◆ **PROBLEMS TO WORK ON**
a) In the text on GB energy markets, what did the Financial Times report last year?
b) List every organization named in the text on GB energy markets.
c) Using the text on GB energy markets, decide whether each statement agrees with it: (i) Investors are cautious because regulatory change in GB energy markets has been slow. (ii) The Octopus report was more positive, especially about renewable generation. (iii) The Committee's inquiry into financing energy infrastructure followed the withdrawal of the main investors in two nuclear projects.

◆ **TEXT PASSAGE**
--

Matthew Saunders, international arbitration partner, Ashurst.

Will investors be scared away from GB markets?

Investors are already cautious about GB energy markets given the fast pace of regulatory change, and rapidly-implemented policy decisions such as the retail price cap that have had a material impact on company valuations. The idea that private energy companies could be brought into public ownership at below market value will act as an even stronger deterrent to investors at a time when new investments are needed to deliver on the de-carbonisation agenda supported by all the major political parties.

Last year the Financial Times reported that there had been a “dramatic and worrying collapse” in investment in clean energy in the UK over the previous 3 years. Although a recent report from Octopus struck a more positive note, particularly in relation to investments in renewable generation, there are concerns about the wider attractiveness of the landscape for GB energy infrastructure investments. The House of Commons Business, Energy and Industrial Strategy Committee is currently considering submissions to its inquiry into financing energy infrastructure, after the withdrawal of the main investors in the Moorside and Wylfa Newydd nuclear projects.

Will it happen?

--

Layout records:
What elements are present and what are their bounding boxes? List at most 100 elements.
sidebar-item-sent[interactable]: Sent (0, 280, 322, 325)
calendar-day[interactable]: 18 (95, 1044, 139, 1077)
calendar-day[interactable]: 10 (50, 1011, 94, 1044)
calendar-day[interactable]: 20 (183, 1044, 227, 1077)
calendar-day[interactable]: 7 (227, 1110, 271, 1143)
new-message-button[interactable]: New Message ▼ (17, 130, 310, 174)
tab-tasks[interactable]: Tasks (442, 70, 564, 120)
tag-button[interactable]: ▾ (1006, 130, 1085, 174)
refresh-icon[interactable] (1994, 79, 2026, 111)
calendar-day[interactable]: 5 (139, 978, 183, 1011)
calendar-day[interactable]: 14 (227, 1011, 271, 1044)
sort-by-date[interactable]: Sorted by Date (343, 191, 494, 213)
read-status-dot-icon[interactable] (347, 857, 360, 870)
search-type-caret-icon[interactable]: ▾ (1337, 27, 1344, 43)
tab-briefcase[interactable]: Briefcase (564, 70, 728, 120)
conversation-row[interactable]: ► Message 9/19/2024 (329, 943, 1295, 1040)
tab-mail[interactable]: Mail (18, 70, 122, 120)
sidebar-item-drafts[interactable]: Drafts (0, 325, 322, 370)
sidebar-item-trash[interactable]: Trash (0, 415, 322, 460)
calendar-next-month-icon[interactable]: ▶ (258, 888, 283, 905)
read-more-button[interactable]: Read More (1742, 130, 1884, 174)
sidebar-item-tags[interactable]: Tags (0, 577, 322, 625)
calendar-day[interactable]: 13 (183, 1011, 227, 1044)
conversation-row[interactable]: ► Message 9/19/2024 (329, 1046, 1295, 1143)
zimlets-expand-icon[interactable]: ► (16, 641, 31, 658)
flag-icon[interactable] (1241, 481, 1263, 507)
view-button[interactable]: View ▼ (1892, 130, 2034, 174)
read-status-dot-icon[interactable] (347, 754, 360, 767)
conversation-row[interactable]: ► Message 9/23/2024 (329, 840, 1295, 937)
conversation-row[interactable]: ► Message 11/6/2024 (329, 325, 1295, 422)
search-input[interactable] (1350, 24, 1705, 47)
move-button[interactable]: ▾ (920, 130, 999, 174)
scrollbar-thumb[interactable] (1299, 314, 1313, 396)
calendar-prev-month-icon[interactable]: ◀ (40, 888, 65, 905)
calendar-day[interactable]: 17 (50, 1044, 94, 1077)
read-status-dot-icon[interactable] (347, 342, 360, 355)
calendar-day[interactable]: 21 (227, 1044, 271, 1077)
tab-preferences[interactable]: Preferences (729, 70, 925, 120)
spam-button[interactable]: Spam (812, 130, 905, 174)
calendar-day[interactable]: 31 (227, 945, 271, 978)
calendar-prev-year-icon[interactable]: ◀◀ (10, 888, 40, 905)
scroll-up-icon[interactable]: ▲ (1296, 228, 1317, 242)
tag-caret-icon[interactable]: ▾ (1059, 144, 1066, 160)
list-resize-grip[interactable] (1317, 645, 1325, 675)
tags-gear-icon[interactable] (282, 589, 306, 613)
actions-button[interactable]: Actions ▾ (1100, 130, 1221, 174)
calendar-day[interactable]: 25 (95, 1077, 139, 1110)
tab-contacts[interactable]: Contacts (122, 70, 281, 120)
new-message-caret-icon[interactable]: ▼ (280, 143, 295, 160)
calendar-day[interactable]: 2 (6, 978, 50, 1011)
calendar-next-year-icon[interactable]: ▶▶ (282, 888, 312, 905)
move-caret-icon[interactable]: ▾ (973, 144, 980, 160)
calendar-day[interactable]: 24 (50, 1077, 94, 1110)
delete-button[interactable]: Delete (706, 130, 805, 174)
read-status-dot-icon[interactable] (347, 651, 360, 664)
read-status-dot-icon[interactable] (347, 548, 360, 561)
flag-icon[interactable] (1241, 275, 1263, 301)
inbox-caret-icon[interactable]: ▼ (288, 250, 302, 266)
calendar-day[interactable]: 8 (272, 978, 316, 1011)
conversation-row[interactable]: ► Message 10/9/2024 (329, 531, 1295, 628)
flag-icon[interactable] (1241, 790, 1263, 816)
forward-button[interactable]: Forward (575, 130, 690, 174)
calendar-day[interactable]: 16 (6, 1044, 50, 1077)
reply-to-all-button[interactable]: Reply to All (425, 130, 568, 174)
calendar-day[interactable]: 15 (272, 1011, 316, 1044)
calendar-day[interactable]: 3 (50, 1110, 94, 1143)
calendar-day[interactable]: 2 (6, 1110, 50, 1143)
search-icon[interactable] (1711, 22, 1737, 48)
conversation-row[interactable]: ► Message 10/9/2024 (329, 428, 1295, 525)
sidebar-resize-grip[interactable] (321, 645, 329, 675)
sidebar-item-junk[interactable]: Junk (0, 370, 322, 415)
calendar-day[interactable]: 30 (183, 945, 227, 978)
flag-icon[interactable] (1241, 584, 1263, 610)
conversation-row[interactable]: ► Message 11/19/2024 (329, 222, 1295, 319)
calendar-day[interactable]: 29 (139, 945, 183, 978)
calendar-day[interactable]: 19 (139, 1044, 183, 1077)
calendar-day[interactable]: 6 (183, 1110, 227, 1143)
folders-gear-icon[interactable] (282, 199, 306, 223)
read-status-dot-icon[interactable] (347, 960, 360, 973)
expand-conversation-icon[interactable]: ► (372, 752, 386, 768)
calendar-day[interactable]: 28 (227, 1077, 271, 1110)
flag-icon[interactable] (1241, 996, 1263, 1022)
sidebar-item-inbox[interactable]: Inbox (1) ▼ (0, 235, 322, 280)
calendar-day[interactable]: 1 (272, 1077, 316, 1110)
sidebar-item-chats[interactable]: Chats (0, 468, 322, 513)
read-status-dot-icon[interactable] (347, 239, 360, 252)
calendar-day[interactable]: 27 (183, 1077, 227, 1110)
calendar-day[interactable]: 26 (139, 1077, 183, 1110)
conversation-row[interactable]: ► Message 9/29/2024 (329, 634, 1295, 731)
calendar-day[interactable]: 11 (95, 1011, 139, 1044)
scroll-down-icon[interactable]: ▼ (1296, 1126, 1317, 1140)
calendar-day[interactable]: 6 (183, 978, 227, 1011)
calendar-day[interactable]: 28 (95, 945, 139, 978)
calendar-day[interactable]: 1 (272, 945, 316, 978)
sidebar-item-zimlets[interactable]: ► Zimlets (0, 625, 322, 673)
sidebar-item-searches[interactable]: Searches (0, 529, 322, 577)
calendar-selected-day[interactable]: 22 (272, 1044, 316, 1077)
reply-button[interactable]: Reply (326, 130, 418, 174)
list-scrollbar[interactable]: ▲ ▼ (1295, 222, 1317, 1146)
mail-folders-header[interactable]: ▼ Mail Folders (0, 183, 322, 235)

--

◆ **ANSWERS BY TASK**
a) It reported a "dramatic and worrying collapse" in investment in clean energy in the UK over the previous 3 years.

b) Ashurst; the Financial Times; Octopus; the House of Commons Business, Energy and Industrial Strategy Committee.

c)
(i) No: "the fast pace of regulatory change"
(ii) Yes: "a recent report from Octopus struck a more positive note, particularly in relation to investments in renewable generation"
(iii) Yes: "after the withdrawal of the main investors in the Moorside and Wylfa Newydd nuclear projects"